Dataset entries
____

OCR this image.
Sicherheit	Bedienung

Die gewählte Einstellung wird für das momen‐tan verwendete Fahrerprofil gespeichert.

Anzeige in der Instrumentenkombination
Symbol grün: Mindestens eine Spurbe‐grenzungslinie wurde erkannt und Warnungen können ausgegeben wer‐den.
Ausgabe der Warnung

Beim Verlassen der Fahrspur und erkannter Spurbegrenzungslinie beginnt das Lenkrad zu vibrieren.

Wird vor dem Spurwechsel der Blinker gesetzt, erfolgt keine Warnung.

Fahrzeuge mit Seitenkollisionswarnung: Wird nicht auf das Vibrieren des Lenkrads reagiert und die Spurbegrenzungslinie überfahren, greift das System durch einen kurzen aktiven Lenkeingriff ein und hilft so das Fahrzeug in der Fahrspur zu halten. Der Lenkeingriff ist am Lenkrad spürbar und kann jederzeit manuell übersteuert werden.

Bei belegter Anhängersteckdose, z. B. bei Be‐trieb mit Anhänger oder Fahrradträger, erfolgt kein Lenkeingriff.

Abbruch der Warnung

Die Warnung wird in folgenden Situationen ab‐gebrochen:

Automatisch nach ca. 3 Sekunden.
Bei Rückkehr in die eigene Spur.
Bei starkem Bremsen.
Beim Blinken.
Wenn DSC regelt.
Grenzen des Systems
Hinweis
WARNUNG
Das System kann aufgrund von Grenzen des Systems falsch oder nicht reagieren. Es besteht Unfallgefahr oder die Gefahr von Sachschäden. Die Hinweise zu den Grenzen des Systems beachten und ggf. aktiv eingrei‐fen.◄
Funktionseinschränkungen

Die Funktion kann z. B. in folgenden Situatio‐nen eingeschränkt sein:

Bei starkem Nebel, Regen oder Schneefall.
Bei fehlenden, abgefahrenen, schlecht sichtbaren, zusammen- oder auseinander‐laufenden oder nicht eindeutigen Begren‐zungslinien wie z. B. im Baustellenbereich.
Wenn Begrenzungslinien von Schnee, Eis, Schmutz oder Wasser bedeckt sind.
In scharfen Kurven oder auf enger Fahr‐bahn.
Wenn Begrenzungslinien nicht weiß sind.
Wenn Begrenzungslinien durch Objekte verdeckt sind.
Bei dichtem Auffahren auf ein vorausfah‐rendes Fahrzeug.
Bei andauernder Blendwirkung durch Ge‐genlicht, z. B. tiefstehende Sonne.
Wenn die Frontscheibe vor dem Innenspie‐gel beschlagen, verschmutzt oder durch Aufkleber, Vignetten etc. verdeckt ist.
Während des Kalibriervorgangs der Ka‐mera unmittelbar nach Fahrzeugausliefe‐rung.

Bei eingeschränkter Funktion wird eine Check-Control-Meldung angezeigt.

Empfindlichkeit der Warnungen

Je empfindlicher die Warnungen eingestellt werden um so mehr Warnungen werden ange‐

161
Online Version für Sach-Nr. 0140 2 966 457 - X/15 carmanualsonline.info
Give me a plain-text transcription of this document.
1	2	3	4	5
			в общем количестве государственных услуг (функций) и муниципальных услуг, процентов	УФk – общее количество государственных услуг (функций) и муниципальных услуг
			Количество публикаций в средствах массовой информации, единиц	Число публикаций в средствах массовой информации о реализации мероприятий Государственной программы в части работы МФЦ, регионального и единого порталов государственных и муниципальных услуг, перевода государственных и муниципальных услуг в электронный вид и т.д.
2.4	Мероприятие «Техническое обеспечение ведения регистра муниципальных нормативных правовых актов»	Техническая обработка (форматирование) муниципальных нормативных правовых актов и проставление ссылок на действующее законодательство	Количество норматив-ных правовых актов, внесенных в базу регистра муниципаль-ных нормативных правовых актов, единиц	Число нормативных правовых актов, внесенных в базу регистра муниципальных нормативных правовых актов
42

____

▶ **EXERCISE BRIEF**:
Each record must be repeated exactly as it is.

▶ **RESPONSE BELOW**:
OCR this image.
Sicherheit	Bedienung

Die gewählte Einstellung wird für das momen‐tan verwendete Fahrerprofil gespeichert.

Anzeige in der Instrumentenkombination
Symbol grün: Mindestens eine Spurbe‐grenzungslinie wurde erkannt und Warnungen können ausgegeben wer‐den.
Ausgabe der Warnung

Beim Verlassen der Fahrspur und erkannter Spurbegrenzungslinie beginnt das Lenkrad zu vibrieren.

Wird vor dem Spurwechsel der Blinker gesetzt, erfolgt keine Warnung.

Fahrzeuge mit Seitenkollisionswarnung: Wird nicht auf das Vibrieren des Lenkrads reagiert und die Spurbegrenzungslinie überfahren, greift das System durch einen kurzen aktiven Lenkeingriff ein und hilft so das Fahrzeug in der Fahrspur zu halten. Der Lenkeingriff ist am Lenkrad spürbar und kann jederzeit manuell übersteuert werden.

Bei belegter Anhängersteckdose, z. B. bei Be‐trieb mit Anhänger oder Fahrradträger, erfolgt kein Lenkeingriff.

Abbruch der Warnung

Die Warnung wird in folgenden Situationen ab‐gebrochen:

Automatisch nach ca. 3 Sekunden.
Bei Rückkehr in die eigene Spur.
Bei starkem Bremsen.
Beim Blinken.
Wenn DSC regelt.
Grenzen des Systems
Hinweis
WARNUNG
Das System kann aufgrund von Grenzen des Systems falsch oder nicht reagieren. Es besteht Unfallgefahr oder die Gefahr von Sachschäden. Die Hinweise zu den Grenzen des Systems beachten und ggf. aktiv eingrei‐fen.◄
Funktionseinschränkungen

Die Funktion kann z. B. in folgenden Situatio‐nen eingeschränkt sein:

Bei starkem Nebel, Regen oder Schneefall.
Bei fehlenden, abgefahrenen, schlecht sichtbaren, zusammen- oder auseinander‐laufenden oder nicht eindeutigen Begren‐zungslinien wie z. B. im Baustellenbereich.
Wenn Begrenzungslinien von Schnee, Eis, Schmutz oder Wasser bedeckt sind.
In scharfen Kurven oder auf enger Fahr‐bahn.
Wenn Begrenzungslinien nicht weiß sind.
Wenn Begrenzungslinien durch Objekte verdeckt sind.
Bei dichtem Auffahren auf ein vorausfah‐rendes Fahrzeug.
Bei andauernder Blendwirkung durch Ge‐genlicht, z. B. tiefstehende Sonne.
Wenn die Frontscheibe vor dem Innenspie‐gel beschlagen, verschmutzt oder durch Aufkleber, Vignetten etc. verdeckt ist.
Während des Kalibriervorgangs der Ka‐mera unmittelbar nach Fahrzeugausliefe‐rung.

Bei eingeschränkter Funktion wird eine Check-Control-Meldung angezeigt.

Empfindlichkeit der Warnungen

Je empfindlicher die Warnungen eingestellt werden um so mehr Warnungen werden ange‐

161
Online Version für Sach-Nr. 0140 2 966 457 - X/15 carmanualsonline.info
Give me a plain-text transcription of this document.
1	2	3	4	5
			в общем количестве государственных услуг (функций) и муниципальных услуг, процентов	УФk – общее количество государственных услуг (функций) и муниципальных услуг
			Количество публикаций в средствах массовой информации, единиц	Число публикаций в средствах массовой информации о реализации мероприятий Государственной программы в части работы МФЦ, регионального и единого порталов государственных и муниципальных услуг, перевода государственных и муниципальных услуг в электронный вид и т.д.
2.4	Мероприятие «Техническое обеспечение ведения регистра муниципальных нормативных правовых актов»	Техническая обработка (форматирование) муниципальных нормативных правовых актов и проставление ссылок на действующее законодательство	Количество норматив-ных правовых актов, внесенных в базу регистра муниципаль-ных нормативных правовых актов, единиц	Число нормативных правовых актов, внесенных в базу регистра муниципальных нормативных правовых актов
42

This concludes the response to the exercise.